Required work: Search the records below for the word "modelo" and show every line where it occurs.

# Material supplied start

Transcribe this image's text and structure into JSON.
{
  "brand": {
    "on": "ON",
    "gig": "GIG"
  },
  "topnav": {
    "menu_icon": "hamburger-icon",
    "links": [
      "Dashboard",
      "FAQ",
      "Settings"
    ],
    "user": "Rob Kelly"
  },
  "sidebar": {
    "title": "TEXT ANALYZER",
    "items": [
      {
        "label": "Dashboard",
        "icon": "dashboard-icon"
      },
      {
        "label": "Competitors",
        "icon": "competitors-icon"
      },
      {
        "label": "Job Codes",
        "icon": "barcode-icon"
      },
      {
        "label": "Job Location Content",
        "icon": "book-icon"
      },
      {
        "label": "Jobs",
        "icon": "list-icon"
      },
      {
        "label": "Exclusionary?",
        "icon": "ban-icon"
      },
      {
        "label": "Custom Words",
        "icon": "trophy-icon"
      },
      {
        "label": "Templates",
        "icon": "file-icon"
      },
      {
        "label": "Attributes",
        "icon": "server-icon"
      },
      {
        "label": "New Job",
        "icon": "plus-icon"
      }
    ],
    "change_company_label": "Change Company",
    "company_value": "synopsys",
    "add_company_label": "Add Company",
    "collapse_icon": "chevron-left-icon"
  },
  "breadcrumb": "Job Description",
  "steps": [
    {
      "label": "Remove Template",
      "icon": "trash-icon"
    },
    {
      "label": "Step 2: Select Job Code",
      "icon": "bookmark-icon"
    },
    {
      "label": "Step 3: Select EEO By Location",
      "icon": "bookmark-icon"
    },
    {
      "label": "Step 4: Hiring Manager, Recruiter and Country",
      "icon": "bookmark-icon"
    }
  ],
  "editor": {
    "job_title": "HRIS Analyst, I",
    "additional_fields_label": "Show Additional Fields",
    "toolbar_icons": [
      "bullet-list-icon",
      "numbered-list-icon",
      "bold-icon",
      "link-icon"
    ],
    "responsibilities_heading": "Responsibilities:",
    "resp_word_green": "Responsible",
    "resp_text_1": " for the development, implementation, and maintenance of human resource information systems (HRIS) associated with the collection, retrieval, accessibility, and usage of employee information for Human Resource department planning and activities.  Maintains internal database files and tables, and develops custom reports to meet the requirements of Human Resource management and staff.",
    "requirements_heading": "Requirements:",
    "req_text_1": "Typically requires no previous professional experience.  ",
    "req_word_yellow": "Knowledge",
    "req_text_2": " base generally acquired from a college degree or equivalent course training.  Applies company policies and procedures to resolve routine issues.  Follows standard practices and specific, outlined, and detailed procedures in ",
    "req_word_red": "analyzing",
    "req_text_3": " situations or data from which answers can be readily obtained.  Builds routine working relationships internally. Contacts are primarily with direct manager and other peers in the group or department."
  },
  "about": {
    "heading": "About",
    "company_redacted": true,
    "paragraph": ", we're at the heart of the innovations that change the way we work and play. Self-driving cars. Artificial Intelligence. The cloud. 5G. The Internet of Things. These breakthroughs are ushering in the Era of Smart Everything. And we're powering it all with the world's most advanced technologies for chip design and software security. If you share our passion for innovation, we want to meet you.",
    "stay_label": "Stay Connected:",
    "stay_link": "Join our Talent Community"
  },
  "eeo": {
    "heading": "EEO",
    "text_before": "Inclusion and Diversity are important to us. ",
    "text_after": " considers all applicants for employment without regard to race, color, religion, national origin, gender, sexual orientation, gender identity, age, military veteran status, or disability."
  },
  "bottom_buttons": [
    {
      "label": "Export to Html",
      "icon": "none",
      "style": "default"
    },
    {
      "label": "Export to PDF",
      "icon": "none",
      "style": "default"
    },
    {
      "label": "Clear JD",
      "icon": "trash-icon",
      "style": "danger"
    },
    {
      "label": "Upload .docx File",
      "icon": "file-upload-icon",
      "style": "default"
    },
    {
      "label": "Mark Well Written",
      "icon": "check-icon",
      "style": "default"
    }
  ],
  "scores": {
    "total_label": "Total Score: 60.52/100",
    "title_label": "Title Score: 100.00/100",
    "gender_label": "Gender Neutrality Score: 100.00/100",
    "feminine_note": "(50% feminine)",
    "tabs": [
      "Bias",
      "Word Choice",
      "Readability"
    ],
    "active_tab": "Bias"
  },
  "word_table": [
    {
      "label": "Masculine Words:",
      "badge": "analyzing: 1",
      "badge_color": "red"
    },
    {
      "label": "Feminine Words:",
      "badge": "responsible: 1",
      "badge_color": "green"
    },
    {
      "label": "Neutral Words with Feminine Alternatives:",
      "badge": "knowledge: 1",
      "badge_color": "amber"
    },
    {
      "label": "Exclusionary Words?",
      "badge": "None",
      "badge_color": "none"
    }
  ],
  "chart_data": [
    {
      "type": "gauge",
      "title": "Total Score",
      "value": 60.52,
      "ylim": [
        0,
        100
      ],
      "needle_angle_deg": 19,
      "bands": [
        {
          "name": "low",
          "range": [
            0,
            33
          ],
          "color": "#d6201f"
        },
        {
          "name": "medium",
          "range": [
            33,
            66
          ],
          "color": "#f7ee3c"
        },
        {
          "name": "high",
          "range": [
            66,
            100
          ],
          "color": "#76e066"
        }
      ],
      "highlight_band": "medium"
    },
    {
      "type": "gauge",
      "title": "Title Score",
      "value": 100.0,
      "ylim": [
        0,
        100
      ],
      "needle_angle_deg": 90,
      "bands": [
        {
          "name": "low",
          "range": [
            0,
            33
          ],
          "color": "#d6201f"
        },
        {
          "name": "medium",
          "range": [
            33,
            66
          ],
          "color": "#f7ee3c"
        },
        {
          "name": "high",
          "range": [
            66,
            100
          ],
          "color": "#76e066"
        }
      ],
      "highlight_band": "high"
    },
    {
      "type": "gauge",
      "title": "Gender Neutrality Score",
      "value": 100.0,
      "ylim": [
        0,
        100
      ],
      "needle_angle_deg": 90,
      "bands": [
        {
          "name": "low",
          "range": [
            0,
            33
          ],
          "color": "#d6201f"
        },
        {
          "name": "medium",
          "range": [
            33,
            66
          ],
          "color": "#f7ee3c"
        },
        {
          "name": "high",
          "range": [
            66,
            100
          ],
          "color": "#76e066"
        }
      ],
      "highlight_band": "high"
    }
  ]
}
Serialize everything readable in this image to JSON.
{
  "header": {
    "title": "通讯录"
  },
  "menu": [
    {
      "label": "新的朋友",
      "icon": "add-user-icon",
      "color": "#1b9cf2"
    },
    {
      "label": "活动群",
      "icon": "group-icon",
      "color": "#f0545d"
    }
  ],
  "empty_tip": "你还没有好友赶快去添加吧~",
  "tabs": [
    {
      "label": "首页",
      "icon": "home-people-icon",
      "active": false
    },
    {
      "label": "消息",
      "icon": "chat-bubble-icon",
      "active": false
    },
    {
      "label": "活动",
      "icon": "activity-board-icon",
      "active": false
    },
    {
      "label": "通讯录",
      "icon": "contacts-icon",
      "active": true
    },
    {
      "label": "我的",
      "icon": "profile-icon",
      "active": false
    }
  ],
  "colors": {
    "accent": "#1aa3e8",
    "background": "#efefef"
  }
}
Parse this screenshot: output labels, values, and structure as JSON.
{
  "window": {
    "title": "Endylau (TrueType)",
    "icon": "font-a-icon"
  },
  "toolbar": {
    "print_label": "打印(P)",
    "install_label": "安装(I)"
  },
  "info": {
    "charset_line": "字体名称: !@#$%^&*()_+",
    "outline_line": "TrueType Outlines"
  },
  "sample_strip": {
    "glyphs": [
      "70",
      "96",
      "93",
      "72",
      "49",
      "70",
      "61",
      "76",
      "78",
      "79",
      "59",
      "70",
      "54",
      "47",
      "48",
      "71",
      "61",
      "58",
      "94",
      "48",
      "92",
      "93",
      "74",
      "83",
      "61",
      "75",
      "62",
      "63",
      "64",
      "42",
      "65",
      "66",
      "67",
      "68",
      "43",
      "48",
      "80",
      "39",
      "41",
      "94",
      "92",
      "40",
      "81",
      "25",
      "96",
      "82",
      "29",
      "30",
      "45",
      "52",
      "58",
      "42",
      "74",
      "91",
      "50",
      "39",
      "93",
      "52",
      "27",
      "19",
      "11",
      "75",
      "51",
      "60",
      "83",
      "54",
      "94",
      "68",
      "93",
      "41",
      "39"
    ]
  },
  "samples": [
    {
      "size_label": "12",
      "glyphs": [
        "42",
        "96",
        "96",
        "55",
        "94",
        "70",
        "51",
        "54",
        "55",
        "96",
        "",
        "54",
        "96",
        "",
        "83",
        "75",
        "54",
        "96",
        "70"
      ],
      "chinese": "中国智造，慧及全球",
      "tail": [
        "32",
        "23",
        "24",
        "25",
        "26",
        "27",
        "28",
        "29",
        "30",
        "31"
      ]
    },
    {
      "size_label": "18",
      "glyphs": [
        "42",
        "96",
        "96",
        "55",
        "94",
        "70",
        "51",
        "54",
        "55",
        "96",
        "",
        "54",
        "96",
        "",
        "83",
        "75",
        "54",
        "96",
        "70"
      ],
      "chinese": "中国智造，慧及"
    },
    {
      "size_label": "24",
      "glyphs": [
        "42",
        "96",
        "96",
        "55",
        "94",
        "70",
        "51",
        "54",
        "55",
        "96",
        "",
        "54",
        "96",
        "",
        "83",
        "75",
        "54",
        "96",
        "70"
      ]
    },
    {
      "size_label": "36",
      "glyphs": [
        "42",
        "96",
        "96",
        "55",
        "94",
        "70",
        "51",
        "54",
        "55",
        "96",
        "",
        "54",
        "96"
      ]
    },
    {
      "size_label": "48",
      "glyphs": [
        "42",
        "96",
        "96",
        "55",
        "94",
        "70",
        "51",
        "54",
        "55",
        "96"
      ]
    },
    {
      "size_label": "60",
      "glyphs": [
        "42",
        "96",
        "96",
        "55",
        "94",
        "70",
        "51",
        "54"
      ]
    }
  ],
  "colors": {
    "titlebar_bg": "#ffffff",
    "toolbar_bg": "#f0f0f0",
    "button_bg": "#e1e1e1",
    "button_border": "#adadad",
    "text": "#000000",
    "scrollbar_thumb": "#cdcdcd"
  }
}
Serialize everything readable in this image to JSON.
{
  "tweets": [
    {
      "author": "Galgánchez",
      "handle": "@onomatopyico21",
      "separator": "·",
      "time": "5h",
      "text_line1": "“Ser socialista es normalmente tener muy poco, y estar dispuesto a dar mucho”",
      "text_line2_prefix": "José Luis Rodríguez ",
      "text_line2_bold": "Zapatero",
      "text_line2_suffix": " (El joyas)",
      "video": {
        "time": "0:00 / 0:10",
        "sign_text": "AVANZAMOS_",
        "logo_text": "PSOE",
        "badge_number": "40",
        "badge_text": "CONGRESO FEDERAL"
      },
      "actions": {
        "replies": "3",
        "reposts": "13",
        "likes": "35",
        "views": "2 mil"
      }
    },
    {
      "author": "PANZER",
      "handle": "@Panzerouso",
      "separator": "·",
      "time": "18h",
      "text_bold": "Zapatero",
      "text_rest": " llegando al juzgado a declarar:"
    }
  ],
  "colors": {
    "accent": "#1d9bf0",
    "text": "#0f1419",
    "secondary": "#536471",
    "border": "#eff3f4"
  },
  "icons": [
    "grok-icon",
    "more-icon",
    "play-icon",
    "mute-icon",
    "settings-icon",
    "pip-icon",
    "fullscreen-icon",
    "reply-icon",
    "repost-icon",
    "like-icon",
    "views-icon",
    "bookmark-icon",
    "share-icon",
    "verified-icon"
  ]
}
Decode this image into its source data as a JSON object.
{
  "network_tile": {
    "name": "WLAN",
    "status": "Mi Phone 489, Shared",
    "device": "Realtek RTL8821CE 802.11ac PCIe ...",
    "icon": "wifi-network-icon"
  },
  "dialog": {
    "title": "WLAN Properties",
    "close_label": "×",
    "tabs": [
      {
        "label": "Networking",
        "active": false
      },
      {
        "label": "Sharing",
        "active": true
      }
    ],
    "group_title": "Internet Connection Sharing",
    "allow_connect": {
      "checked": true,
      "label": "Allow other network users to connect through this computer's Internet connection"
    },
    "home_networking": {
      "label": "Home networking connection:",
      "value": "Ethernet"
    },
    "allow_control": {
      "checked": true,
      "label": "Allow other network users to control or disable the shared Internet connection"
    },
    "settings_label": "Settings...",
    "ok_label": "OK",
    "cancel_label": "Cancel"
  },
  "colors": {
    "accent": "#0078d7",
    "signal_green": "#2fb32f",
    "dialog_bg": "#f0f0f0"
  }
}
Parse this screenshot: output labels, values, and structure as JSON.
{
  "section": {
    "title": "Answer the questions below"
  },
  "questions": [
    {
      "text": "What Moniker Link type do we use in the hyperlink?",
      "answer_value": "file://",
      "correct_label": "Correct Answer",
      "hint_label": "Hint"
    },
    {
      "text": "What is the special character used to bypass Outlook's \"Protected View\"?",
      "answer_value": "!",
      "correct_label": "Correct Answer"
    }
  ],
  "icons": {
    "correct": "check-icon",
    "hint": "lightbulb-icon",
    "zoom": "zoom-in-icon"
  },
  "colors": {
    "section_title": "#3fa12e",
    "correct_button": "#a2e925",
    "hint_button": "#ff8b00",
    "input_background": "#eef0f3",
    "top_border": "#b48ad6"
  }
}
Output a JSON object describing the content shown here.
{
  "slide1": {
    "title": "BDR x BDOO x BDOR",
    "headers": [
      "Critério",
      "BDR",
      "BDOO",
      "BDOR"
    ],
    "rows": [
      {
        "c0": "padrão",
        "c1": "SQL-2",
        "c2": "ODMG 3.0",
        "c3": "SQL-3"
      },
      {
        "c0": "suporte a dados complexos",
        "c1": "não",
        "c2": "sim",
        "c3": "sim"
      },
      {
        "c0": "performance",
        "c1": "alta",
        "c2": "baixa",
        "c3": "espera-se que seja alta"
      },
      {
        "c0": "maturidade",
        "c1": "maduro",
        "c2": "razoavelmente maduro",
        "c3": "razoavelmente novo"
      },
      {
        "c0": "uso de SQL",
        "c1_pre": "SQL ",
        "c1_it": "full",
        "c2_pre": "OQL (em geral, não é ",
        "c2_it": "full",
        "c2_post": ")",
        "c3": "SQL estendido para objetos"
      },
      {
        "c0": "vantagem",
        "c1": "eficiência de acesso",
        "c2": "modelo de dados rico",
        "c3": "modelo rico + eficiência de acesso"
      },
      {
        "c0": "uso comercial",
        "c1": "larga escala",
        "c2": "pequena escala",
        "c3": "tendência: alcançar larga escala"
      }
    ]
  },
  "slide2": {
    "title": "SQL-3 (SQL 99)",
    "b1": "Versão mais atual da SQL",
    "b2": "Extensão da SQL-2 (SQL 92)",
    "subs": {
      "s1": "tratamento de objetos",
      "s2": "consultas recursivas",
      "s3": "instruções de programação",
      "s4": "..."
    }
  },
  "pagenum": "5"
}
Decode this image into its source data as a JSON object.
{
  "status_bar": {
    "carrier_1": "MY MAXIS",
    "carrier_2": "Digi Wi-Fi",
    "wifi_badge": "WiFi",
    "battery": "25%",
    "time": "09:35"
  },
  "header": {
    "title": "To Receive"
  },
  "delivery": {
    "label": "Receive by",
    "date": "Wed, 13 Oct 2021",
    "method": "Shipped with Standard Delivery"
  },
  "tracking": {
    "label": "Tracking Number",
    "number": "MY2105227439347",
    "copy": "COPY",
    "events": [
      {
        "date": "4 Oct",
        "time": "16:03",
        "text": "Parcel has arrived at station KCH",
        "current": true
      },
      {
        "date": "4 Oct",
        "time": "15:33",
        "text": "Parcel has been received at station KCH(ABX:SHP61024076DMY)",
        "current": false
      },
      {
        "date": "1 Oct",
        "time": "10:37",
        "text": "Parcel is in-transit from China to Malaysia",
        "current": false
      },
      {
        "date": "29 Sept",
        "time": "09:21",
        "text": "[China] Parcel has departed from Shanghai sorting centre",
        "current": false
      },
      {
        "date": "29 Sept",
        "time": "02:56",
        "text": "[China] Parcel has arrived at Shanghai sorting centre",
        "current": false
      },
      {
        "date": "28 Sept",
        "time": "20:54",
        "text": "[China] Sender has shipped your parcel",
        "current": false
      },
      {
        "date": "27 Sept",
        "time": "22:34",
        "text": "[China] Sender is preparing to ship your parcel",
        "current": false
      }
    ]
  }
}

# Material supplied end

Response to this task:
        "c2": "modelo de dados rico",
        "c3": "modelo rico + eficiência de acesso"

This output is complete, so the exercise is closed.